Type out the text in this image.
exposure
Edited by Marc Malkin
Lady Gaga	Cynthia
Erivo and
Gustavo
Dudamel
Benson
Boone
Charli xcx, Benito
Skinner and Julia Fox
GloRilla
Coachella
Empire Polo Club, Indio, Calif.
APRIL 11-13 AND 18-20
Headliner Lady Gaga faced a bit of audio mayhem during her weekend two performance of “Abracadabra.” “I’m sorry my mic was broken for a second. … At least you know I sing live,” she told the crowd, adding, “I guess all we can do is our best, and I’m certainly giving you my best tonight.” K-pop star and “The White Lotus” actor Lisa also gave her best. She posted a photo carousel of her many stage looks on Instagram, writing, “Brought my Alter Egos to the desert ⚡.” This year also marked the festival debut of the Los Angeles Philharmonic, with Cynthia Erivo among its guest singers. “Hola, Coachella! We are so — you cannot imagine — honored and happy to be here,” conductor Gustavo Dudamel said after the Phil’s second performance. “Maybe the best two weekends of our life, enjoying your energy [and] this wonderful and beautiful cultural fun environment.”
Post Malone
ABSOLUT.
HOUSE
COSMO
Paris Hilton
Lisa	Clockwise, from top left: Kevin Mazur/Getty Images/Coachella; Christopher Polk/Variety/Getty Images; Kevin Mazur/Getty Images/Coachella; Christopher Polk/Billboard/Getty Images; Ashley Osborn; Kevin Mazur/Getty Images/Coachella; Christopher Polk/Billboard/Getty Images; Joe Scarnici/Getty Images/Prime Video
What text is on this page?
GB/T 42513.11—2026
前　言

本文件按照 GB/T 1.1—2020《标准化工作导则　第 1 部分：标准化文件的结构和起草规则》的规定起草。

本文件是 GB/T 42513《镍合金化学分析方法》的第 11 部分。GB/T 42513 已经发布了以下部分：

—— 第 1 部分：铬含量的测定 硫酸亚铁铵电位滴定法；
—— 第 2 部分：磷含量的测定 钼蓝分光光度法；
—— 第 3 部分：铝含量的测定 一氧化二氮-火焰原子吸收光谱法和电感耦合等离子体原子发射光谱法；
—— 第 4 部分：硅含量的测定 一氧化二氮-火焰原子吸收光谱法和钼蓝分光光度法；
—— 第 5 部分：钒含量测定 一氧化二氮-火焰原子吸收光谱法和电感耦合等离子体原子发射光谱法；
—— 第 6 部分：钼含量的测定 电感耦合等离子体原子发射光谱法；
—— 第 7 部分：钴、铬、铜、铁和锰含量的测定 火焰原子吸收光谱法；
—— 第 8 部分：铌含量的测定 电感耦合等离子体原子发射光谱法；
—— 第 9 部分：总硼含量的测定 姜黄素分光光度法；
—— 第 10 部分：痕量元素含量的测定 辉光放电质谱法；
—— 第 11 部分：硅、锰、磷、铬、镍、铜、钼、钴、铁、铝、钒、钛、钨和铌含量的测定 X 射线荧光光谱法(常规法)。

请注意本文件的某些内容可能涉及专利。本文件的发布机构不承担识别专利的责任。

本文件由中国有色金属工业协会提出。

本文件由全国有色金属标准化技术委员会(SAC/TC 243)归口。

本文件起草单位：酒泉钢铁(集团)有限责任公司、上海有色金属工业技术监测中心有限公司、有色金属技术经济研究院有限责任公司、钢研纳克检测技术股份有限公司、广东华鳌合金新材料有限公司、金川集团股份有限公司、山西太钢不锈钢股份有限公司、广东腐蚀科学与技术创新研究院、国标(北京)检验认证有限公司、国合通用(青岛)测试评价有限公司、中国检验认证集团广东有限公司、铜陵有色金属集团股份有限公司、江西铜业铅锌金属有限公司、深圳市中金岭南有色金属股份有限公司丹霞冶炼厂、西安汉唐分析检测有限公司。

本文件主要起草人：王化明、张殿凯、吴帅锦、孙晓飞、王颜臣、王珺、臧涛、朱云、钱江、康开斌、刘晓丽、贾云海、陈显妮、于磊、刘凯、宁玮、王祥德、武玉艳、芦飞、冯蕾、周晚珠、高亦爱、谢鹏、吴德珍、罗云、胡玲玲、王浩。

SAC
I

▶ [What you will do]: Extract the complete listing above, reproducing each line exactly.

▶ [Answer to the problem]:
Type out the text in this image.
exposure
Edited by Marc Malkin
Lady Gaga	Cynthia
Erivo and
Gustavo
Dudamel
Benson
Boone
Charli xcx, Benito
Skinner and Julia Fox
GloRilla
Coachella
Empire Polo Club, Indio, Calif.
APRIL 11-13 AND 18-20
Headliner Lady Gaga faced a bit of audio mayhem during her weekend two performance of “Abracadabra.” “I’m sorry my mic was broken for a second. … At least you know I sing live,” she told the crowd, adding, “I guess all we can do is our best, and I’m certainly giving you my best tonight.” K-pop star and “The White Lotus” actor Lisa also gave her best. She posted a photo carousel of her many stage looks on Instagram, writing, “Brought my Alter Egos to the desert ⚡.” This year also marked the festival debut of the Los Angeles Philharmonic, with Cynthia Erivo among its guest singers. “Hola, Coachella! We are so — you cannot imagine — honored and happy to be here,” conductor Gustavo Dudamel said after the Phil’s second performance. “Maybe the best two weekends of our life, enjoying your energy [and] this wonderful and beautiful cultural fun environment.”
Post Malone
ABSOLUT.
HOUSE
COSMO
Paris Hilton
Lisa	Clockwise, from top left: Kevin Mazur/Getty Images/Coachella; Christopher Polk/Variety/Getty Images; Kevin Mazur/Getty Images/Coachella; Christopher Polk/Billboard/Getty Images; Ashley Osborn; Kevin Mazur/Getty Images/Coachella; Christopher Polk/Billboard/Getty Images; Joe Scarnici/Getty Images/Prime Video
What text is on this page?
GB/T 42513.11—2026
前　言

本文件按照 GB/T 1.1—2020《标准化工作导则　第 1 部分：标准化文件的结构和起草规则》的规定起草。

本文件是 GB/T 42513《镍合金化学分析方法》的第 11 部分。GB/T 42513 已经发布了以下部分：

—— 第 1 部分：铬含量的测定 硫酸亚铁铵电位滴定法；
—— 第 2 部分：磷含量的测定 钼蓝分光光度法；
—— 第 3 部分：铝含量的测定 一氧化二氮-火焰原子吸收光谱法和电感耦合等离子体原子发射光谱法；
—— 第 4 部分：硅含量的测定 一氧化二氮-火焰原子吸收光谱法和钼蓝分光光度法；
—— 第 5 部分：钒含量测定 一氧化二氮-火焰原子吸收光谱法和电感耦合等离子体原子发射光谱法；
—— 第 6 部分：钼含量的测定 电感耦合等离子体原子发射光谱法；
—— 第 7 部分：钴、铬、铜、铁和锰含量的测定 火焰原子吸收光谱法；
—— 第 8 部分：铌含量的测定 电感耦合等离子体原子发射光谱法；
—— 第 9 部分：总硼含量的测定 姜黄素分光光度法；
—— 第 10 部分：痕量元素含量的测定 辉光放电质谱法；
—— 第 11 部分：硅、锰、磷、铬、镍、铜、钼、钴、铁、铝、钒、钛、钨和铌含量的测定 X 射线荧光光谱法(常规法)。

请注意本文件的某些内容可能涉及专利。本文件的发布机构不承担识别专利的责任。

本文件由中国有色金属工业协会提出。

本文件由全国有色金属标准化技术委员会(SAC/TC 243)归口。

本文件起草单位：酒泉钢铁(集团)有限责任公司、上海有色金属工业技术监测中心有限公司、有色金属技术经济研究院有限责任公司、钢研纳克检测技术股份有限公司、广东华鳌合金新材料有限公司、金川集团股份有限公司、山西太钢不锈钢股份有限公司、广东腐蚀科学与技术创新研究院、国标(北京)检验认证有限公司、国合通用(青岛)测试评价有限公司、中国检验认证集团广东有限公司、铜陵有色金属集团股份有限公司、江西铜业铅锌金属有限公司、深圳市中金岭南有色金属股份有限公司丹霞冶炼厂、西安汉唐分析检测有限公司。

本文件主要起草人：王化明、张殿凯、吴帅锦、孙晓飞、王颜臣、王珺、臧涛、朱云、钱江、康开斌、刘晓丽、贾云海、陈显妮、于磊、刘凯、宁玮、王祥德、武玉艳、芦飞、冯蕾、周晚珠、高亦爱、谢鹏、吴德珍、罗云、胡玲玲、王浩。

SAC
I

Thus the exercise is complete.